- **Records supplied**:

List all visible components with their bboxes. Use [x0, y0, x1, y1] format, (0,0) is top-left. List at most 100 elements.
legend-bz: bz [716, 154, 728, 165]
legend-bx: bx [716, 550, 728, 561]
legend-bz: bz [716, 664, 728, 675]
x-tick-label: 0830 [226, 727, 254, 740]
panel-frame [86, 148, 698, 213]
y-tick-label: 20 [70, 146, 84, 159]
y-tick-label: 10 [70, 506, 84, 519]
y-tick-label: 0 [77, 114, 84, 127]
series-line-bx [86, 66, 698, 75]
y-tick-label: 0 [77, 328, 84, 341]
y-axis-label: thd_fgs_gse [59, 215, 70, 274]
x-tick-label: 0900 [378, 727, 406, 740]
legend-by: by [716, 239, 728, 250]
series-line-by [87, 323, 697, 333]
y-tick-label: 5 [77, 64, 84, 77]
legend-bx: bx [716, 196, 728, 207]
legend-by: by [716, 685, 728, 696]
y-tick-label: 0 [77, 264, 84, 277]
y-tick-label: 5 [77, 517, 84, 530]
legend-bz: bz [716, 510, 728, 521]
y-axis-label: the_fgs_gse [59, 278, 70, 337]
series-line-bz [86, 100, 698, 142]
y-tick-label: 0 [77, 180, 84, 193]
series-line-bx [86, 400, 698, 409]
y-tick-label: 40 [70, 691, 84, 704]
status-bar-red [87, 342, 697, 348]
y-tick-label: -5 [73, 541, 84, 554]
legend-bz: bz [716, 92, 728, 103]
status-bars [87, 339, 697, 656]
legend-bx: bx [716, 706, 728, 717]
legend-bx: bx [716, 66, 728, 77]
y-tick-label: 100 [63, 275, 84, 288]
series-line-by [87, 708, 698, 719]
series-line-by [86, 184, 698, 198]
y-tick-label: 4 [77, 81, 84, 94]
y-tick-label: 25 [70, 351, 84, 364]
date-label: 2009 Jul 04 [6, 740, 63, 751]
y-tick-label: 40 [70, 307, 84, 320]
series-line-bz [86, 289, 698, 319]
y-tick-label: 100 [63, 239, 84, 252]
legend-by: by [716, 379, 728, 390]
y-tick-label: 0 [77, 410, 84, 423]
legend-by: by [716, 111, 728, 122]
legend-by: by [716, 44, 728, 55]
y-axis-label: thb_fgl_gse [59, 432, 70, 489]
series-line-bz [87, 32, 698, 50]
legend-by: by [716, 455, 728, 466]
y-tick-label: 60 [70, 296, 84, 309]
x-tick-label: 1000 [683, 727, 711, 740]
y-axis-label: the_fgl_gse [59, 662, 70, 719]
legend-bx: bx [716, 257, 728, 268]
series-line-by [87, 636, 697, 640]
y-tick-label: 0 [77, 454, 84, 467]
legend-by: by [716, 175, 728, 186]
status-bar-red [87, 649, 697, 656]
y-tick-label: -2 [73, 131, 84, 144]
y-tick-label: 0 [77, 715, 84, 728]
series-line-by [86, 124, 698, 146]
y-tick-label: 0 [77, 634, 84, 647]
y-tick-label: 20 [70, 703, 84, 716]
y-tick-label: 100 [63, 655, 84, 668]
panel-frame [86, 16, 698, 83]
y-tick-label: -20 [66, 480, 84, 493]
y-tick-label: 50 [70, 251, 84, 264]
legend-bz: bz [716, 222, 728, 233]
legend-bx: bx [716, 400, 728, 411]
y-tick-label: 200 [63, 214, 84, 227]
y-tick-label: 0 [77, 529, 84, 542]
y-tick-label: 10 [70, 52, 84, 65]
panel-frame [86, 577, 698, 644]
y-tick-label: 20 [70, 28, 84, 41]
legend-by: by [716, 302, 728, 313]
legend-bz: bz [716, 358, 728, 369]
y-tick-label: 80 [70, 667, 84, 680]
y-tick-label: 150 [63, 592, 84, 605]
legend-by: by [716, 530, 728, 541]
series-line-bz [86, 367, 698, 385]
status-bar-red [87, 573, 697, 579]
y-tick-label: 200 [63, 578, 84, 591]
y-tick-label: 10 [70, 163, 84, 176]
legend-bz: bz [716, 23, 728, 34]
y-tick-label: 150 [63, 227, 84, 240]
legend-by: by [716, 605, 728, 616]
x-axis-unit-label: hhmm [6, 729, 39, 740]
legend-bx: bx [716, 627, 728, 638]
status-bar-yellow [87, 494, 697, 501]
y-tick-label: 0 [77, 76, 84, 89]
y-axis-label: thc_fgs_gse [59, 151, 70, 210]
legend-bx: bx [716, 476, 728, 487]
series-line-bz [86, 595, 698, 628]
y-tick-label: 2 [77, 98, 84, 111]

- **Exercise task**: Rewrite the rows above, changing every "panel-frame" to "panel-border" and keeping everything else the same.

- **Worked answer**:
List all visible components with their bboxes. Use [x0, y0, x1, y1] format, (0,0) is top-left. List at most 100 elements.
legend-bz: bz [716, 154, 728, 165]
legend-bx: bx [716, 550, 728, 561]
legend-bz: bz [716, 664, 728, 675]
x-tick-label: 0830 [226, 727, 254, 740]
panel-border [86, 148, 698, 213]
y-tick-label: 20 [70, 146, 84, 159]
y-tick-label: 10 [70, 506, 84, 519]
y-tick-label: 0 [77, 114, 84, 127]
series-line-bx [86, 66, 698, 75]
y-tick-label: 0 [77, 328, 84, 341]
y-axis-label: thd_fgs_gse [59, 215, 70, 274]
x-tick-label: 0900 [378, 727, 406, 740]
legend-by: by [716, 239, 728, 250]
series-line-by [87, 323, 697, 333]
y-tick-label: 5 [77, 64, 84, 77]
legend-bx: bx [716, 196, 728, 207]
legend-by: by [716, 685, 728, 696]
y-tick-label: 0 [77, 264, 84, 277]
y-tick-label: 5 [77, 517, 84, 530]
legend-bz: bz [716, 510, 728, 521]
y-axis-label: the_fgs_gse [59, 278, 70, 337]
series-line-bz [86, 100, 698, 142]
y-tick-label: 0 [77, 180, 84, 193]
series-line-bx [86, 400, 698, 409]
y-tick-label: 40 [70, 691, 84, 704]
status-bar-red [87, 342, 697, 348]
y-tick-label: -5 [73, 541, 84, 554]
legend-bz: bz [716, 92, 728, 103]
status-bars [87, 339, 697, 656]
legend-bx: bx [716, 706, 728, 717]
legend-bx: bx [716, 66, 728, 77]
y-tick-label: 100 [63, 275, 84, 288]
series-line-by [87, 708, 698, 719]
series-line-by [86, 184, 698, 198]
y-tick-label: 4 [77, 81, 84, 94]
y-tick-label: 25 [70, 351, 84, 364]
date-label: 2009 Jul 04 [6, 740, 63, 751]
y-tick-label: 40 [70, 307, 84, 320]
series-line-bz [86, 289, 698, 319]
y-tick-label: 100 [63, 239, 84, 252]
legend-by: by [716, 379, 728, 390]
y-tick-label: 0 [77, 410, 84, 423]
legend-by: by [716, 111, 728, 122]
legend-by: by [716, 44, 728, 55]
y-axis-label: thb_fgl_gse [59, 432, 70, 489]
series-line-bz [87, 32, 698, 50]
legend-by: by [716, 455, 728, 466]
y-tick-label: 60 [70, 296, 84, 309]
x-tick-label: 1000 [683, 727, 711, 740]
y-axis-label: the_fgl_gse [59, 662, 70, 719]
legend-bx: bx [716, 257, 728, 268]
series-line-by [87, 636, 697, 640]
y-tick-label: 0 [77, 454, 84, 467]
legend-by: by [716, 175, 728, 186]
status-bar-red [87, 649, 697, 656]
y-tick-label: -2 [73, 131, 84, 144]
y-tick-label: 0 [77, 715, 84, 728]
series-line-by [86, 124, 698, 146]
y-tick-label: 0 [77, 634, 84, 647]
y-tick-label: 20 [70, 703, 84, 716]
y-tick-label: 100 [63, 655, 84, 668]
panel-border [86, 16, 698, 83]
y-tick-label: -20 [66, 480, 84, 493]
y-tick-label: 50 [70, 251, 84, 264]
legend-bz: bz [716, 222, 728, 233]
legend-bx: bx [716, 400, 728, 411]
y-tick-label: 200 [63, 214, 84, 227]
y-tick-label: 0 [77, 529, 84, 542]
y-tick-label: 10 [70, 52, 84, 65]
panel-border [86, 577, 698, 644]
y-tick-label: 20 [70, 28, 84, 41]
legend-by: by [716, 302, 728, 313]
legend-bz: bz [716, 358, 728, 369]
y-tick-label: 80 [70, 667, 84, 680]
y-tick-label: 150 [63, 592, 84, 605]
legend-by: by [716, 530, 728, 541]
series-line-bz [86, 367, 698, 385]
status-bar-red [87, 573, 697, 579]
y-tick-label: 200 [63, 578, 84, 591]
y-tick-label: 10 [70, 163, 84, 176]
legend-bz: bz [716, 23, 728, 34]
y-tick-label: 150 [63, 227, 84, 240]
legend-by: by [716, 605, 728, 616]
x-axis-unit-label: hhmm [6, 729, 39, 740]
legend-bx: bx [716, 627, 728, 638]
status-bar-yellow [87, 494, 697, 501]
y-tick-label: 0 [77, 76, 84, 89]
y-axis-label: thc_fgs_gse [59, 151, 70, 210]
legend-bx: bx [716, 476, 728, 487]
series-line-bz [86, 595, 698, 628]
y-tick-label: 2 [77, 98, 84, 111]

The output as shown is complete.